── PROVIDED DATA ──

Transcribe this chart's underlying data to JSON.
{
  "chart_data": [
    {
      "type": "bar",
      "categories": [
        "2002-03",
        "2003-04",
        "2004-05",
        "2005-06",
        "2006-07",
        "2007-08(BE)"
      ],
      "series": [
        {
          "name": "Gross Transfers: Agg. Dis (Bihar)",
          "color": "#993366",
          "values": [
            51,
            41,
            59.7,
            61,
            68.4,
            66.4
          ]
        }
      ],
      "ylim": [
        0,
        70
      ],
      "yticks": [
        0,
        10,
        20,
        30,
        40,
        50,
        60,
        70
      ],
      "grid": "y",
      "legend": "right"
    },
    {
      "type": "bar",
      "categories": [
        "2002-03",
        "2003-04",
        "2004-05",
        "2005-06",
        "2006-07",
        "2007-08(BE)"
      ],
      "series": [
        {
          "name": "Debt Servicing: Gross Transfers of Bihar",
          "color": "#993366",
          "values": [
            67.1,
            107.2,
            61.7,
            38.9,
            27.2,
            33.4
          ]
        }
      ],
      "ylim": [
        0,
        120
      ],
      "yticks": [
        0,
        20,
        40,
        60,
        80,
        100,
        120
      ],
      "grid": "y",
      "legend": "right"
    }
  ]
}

───

• [WORK TO BE COMPLETED]
A line counts if it holds the word "Bihar". Work out how many lines in the listing count, and give only that number.

• [WRITTEN RESPONSE]
2